Pick out all lines in the listing holding the string "Bryan" and copy them.

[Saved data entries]
· · · ·
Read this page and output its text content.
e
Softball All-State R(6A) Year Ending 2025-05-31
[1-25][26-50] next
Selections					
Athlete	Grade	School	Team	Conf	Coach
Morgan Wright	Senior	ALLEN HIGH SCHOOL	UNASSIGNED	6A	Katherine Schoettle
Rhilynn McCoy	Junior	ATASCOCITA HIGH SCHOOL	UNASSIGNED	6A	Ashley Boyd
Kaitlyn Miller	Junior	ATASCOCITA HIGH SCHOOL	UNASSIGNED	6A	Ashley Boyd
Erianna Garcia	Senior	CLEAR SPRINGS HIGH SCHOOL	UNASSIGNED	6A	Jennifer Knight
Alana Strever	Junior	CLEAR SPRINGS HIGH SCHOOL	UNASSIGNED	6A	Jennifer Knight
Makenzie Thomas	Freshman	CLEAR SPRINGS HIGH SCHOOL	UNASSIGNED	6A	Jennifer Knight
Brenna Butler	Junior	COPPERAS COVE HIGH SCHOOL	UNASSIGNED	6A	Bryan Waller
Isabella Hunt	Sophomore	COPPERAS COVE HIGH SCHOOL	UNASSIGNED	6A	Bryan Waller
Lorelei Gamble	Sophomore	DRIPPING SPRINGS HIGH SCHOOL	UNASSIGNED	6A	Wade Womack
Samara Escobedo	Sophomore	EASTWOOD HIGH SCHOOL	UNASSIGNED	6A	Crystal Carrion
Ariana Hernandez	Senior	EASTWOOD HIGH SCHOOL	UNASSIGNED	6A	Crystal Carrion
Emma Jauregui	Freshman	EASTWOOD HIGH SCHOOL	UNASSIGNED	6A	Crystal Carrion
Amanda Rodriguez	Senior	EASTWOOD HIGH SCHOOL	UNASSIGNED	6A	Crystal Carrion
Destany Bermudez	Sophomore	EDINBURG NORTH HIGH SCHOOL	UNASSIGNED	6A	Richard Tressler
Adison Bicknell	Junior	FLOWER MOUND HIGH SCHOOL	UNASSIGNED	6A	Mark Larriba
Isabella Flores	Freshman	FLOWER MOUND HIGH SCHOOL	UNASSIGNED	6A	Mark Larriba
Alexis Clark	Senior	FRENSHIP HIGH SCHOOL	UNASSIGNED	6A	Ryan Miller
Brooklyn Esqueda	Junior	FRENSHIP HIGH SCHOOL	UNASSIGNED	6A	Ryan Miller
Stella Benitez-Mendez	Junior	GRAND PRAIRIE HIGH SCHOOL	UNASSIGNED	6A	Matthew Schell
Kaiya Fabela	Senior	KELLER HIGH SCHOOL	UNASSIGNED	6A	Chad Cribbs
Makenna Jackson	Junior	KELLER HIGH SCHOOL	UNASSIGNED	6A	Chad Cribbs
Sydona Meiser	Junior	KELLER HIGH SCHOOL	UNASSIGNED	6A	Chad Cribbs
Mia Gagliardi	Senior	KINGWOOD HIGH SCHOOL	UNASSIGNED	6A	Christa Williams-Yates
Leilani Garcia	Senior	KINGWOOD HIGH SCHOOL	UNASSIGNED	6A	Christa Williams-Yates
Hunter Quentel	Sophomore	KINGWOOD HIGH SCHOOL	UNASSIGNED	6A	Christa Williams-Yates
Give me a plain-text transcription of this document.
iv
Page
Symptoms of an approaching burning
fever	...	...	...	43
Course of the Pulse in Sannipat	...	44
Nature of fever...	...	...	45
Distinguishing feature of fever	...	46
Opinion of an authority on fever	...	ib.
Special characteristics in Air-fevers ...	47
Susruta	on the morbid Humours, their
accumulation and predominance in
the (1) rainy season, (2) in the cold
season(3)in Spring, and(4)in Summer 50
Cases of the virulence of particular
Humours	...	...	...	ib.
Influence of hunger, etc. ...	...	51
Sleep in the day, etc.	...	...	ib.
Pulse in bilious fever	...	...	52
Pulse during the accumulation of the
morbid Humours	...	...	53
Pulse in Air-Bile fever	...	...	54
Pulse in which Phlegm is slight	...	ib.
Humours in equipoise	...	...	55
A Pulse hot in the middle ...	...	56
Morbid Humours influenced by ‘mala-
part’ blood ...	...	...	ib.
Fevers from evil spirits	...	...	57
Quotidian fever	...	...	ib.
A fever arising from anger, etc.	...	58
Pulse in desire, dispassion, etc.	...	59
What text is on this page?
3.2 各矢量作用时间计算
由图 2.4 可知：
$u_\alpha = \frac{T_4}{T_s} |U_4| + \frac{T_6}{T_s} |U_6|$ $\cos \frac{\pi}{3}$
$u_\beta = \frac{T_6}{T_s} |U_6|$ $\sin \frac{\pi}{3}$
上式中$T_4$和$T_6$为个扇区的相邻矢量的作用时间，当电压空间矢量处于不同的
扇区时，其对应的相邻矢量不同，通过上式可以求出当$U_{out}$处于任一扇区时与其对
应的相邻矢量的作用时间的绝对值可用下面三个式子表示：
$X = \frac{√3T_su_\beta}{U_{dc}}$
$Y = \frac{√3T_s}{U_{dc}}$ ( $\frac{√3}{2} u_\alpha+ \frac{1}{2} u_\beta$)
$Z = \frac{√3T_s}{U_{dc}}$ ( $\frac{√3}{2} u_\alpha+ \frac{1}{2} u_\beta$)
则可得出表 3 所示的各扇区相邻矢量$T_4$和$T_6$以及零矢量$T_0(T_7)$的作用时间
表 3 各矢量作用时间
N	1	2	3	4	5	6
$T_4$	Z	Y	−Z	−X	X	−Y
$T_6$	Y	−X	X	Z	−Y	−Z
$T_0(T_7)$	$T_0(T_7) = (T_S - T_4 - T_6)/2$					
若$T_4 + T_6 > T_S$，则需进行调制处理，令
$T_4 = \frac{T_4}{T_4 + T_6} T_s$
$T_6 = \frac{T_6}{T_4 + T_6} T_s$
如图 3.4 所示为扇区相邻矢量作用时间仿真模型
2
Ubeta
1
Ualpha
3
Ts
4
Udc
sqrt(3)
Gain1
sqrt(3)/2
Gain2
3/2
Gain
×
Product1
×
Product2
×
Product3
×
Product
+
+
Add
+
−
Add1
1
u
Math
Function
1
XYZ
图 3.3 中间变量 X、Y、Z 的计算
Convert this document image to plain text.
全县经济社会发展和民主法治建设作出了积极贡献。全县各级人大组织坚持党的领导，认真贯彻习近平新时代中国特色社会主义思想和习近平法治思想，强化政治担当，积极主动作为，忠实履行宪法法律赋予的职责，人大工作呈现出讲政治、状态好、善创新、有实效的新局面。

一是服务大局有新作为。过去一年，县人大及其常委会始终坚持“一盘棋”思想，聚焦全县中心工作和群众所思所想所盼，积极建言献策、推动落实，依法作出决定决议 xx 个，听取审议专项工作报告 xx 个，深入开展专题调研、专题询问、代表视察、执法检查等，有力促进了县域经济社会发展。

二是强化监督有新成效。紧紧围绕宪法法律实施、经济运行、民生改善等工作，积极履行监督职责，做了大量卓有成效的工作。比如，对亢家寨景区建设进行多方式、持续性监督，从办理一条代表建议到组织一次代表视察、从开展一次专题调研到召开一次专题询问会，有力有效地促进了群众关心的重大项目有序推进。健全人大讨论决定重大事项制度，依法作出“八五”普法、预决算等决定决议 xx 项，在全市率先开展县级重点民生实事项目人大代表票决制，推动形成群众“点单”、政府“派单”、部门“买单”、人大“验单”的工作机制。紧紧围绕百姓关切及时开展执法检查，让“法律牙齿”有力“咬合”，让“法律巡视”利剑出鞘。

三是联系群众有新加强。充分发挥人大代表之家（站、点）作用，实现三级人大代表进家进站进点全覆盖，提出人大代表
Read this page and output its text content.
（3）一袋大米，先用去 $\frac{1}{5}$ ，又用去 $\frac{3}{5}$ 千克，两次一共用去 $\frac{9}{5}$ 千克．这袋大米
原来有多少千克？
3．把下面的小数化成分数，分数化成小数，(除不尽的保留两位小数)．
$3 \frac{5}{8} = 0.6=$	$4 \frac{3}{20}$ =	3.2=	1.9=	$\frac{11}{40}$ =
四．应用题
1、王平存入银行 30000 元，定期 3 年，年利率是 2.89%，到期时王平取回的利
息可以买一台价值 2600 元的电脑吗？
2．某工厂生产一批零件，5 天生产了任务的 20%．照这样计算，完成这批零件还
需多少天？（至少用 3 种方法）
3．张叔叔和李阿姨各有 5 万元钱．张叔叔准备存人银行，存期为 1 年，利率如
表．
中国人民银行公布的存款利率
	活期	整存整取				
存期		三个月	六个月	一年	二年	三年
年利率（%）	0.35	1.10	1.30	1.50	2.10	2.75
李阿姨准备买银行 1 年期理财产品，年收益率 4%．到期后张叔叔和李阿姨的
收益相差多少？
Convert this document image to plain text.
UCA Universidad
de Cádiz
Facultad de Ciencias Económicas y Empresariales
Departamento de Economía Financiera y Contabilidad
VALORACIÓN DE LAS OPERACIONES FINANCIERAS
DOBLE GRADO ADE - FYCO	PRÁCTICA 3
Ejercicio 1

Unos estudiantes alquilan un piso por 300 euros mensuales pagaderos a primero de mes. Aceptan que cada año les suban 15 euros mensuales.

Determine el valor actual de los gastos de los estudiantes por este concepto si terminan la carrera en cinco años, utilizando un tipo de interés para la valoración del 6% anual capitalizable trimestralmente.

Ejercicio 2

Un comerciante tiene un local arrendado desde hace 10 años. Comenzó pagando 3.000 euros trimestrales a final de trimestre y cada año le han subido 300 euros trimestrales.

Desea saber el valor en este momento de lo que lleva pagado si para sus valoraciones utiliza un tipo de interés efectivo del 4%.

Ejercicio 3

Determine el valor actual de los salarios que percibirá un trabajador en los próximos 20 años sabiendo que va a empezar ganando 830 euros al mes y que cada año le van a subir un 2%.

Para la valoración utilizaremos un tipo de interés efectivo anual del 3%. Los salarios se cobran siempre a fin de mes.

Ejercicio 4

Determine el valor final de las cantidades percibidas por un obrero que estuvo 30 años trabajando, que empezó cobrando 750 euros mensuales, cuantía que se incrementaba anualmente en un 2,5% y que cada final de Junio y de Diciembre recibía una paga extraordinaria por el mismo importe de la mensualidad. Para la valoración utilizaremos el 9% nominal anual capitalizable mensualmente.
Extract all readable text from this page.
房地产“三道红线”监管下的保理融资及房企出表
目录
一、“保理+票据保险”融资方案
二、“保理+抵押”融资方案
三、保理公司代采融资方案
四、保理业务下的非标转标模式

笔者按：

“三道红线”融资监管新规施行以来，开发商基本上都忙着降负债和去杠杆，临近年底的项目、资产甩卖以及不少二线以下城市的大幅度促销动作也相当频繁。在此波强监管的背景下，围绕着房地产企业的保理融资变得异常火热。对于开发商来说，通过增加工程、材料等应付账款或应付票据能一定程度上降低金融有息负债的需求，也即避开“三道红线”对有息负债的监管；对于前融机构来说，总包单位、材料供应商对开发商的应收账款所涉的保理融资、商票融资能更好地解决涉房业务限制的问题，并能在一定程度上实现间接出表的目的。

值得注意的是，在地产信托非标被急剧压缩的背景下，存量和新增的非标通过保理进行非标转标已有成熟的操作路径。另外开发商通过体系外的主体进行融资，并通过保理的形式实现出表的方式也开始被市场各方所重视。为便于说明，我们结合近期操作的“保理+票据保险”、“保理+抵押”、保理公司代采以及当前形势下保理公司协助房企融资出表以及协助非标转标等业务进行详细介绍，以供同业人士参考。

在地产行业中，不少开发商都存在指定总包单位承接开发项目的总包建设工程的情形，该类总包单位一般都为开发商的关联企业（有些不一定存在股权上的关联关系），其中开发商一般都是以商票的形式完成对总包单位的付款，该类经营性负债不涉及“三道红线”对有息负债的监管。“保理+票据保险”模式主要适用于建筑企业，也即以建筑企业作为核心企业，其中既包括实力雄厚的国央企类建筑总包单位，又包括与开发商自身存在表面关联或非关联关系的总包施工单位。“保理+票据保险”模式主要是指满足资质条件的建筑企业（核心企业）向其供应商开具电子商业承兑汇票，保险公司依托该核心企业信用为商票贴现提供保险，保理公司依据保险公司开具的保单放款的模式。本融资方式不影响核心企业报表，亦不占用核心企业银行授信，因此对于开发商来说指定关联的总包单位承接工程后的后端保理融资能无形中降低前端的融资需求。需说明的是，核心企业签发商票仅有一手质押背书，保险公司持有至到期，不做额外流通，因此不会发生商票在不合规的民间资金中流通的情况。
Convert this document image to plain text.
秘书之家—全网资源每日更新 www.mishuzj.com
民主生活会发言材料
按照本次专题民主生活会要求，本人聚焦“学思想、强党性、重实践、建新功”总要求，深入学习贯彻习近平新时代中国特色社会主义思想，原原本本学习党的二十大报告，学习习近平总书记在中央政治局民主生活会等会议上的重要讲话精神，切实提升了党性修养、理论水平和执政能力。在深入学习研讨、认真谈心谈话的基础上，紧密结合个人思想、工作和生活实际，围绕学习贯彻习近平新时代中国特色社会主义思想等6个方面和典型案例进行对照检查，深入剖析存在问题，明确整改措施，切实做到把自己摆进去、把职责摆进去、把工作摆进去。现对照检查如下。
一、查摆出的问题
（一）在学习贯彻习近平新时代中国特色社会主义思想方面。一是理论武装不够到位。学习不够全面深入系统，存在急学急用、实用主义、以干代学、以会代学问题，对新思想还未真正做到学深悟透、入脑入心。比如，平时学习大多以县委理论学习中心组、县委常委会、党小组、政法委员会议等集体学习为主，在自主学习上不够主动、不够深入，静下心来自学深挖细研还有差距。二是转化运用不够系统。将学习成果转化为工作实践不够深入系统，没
· · · ·
### CORRECT ANSWER
Brenna Butler	Junior	COPPERAS COVE HIGH SCHOOL	UNASSIGNED	6A	Bryan Waller
Isabella Hunt	Sophomore	COPPERAS COVE HIGH SCHOOL	UNASSIGNED	6A	Bryan Waller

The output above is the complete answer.